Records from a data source
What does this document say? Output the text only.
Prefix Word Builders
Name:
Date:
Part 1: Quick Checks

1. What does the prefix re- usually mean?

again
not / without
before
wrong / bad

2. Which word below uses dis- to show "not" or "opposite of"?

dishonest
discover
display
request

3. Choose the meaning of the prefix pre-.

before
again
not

SET EXERCISE:
Output all records verbatim.

THE RESPONSE:
What does this document say? Output the text only.
Prefix Word Builders
Name:
Date:
Part 1: Quick Checks

1. What does the prefix re- usually mean?

again
not / without
before
wrong / bad

2. Which word below uses dis- to show "not" or "opposite of"?

dishonest
discover
display
request

3. Choose the meaning of the prefix pre-.

before
again
not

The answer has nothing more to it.